Pictures within the data are to be left out; everything else must be reproduced exactly.
____
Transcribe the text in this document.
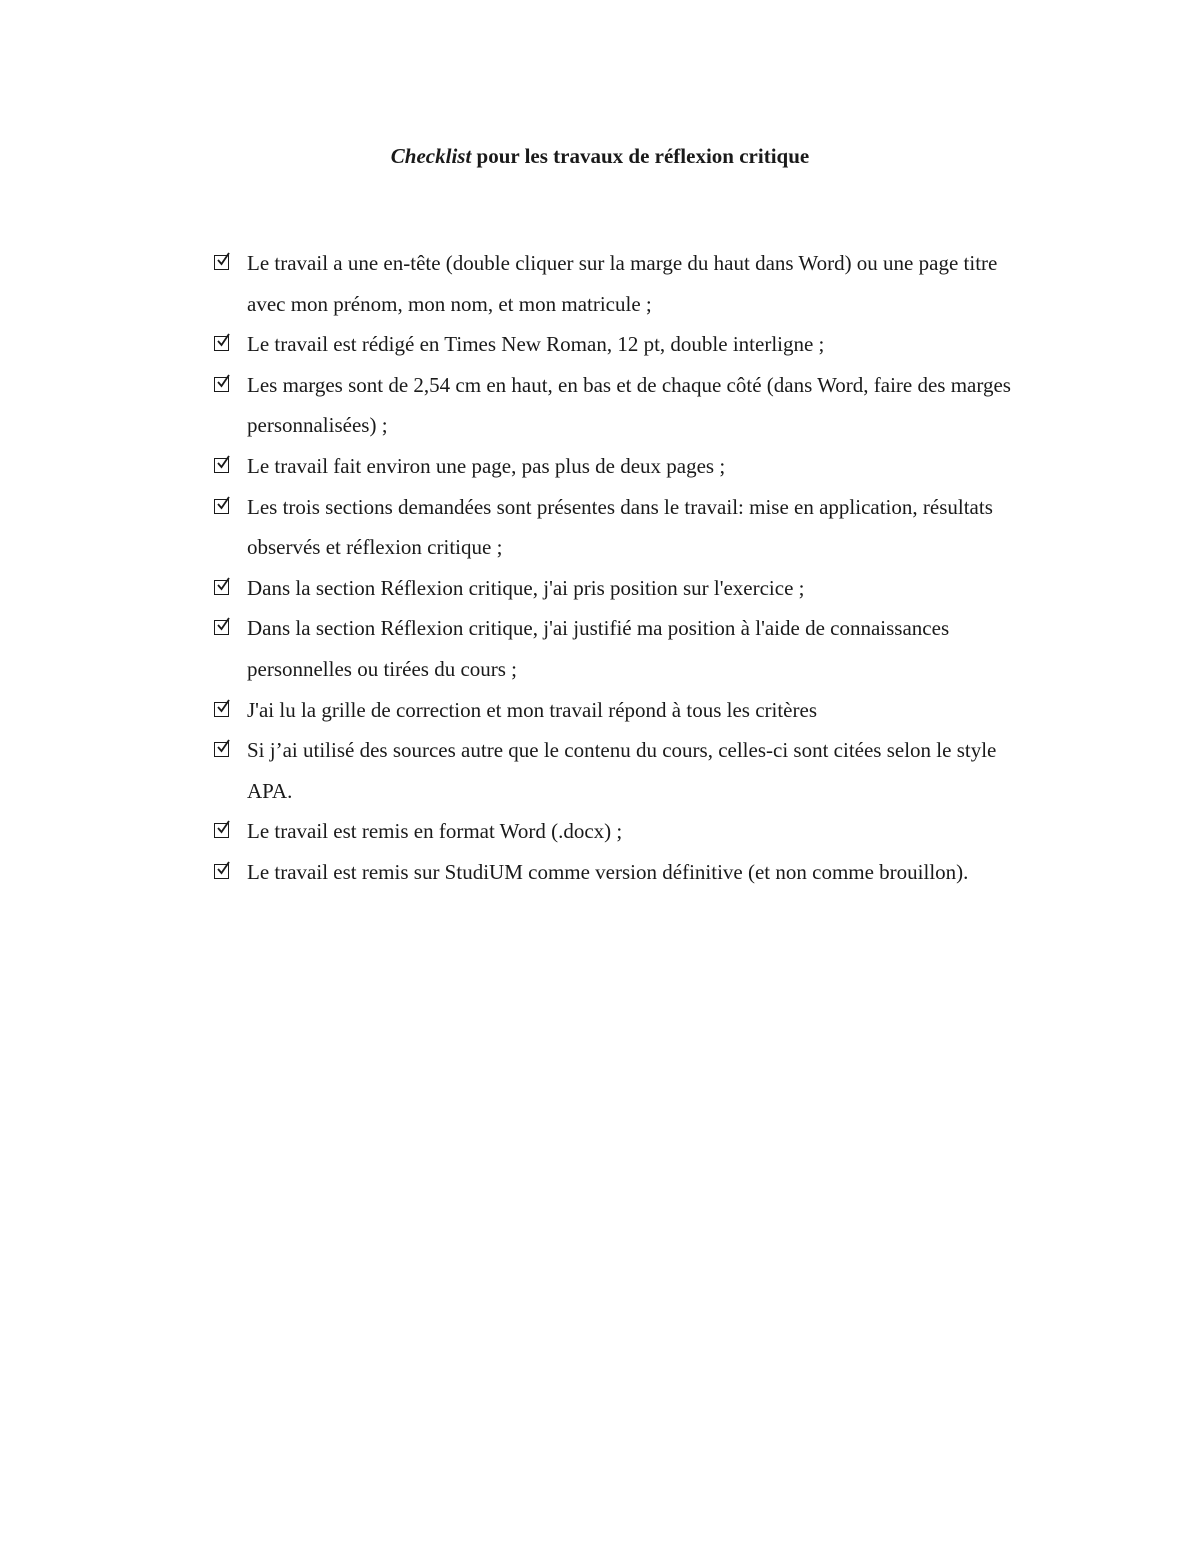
Checklist pour les travaux de réflexion critique
Le travail a une en-tête (double cliquer sur la marge du haut dans Word) ou une page titre avec mon prénom, mon nom, et mon matricule ;
Le travail est rédigé en Times New Roman, 12 pt, double interligne ;
Les marges sont de 2,54 cm en haut, en bas et de chaque côté (dans Word, faire des marges personnalisées) ;
Le travail fait environ une page, pas plus de deux pages ;
Les trois sections demandées sont présentes dans le travail: mise en application, résultats observés et réflexion critique ;
Dans la section Réflexion critique, j'ai pris position sur l'exercice ;
Dans la section Réflexion critique, j'ai justifié ma position à l'aide de connaissances personnelles ou tirées du cours ;
J'ai lu la grille de correction et mon travail répond à tous les critères
Si j’ai utilisé des sources autre que le contenu du cours, celles-ci sont citées selon le style APA.
Le travail est remis en format Word (.docx) ;
Le travail est remis sur StudiUM comme version définitive (et non comme brouillon).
____
**CORRECT RESPONSE:**
Transcribe the text in this document.
Checklist pour les travaux de réflexion critique
Le travail a une en-tête (double cliquer sur la marge du haut dans Word) ou une page titre avec mon prénom, mon nom, et mon matricule ;
Le travail est rédigé en Times New Roman, 12 pt, double interligne ;
Les marges sont de 2,54 cm en haut, en bas et de chaque côté (dans Word, faire des marges personnalisées) ;
Le travail fait environ une page, pas plus de deux pages ;
Les trois sections demandées sont présentes dans le travail: mise en application, résultats observés et réflexion critique ;
Dans la section Réflexion critique, j'ai pris position sur l'exercice ;
Dans la section Réflexion critique, j'ai justifié ma position à l'aide de connaissances personnelles ou tirées du cours ;
J'ai lu la grille de correction et mon travail répond à tous les critères
Si j’ai utilisé des sources autre que le contenu du cours, celles-ci sont citées selon le style APA.
Le travail est remis en format Word (.docx) ;
Le travail est remis sur StudiUM comme version définitive (et non comme brouillon).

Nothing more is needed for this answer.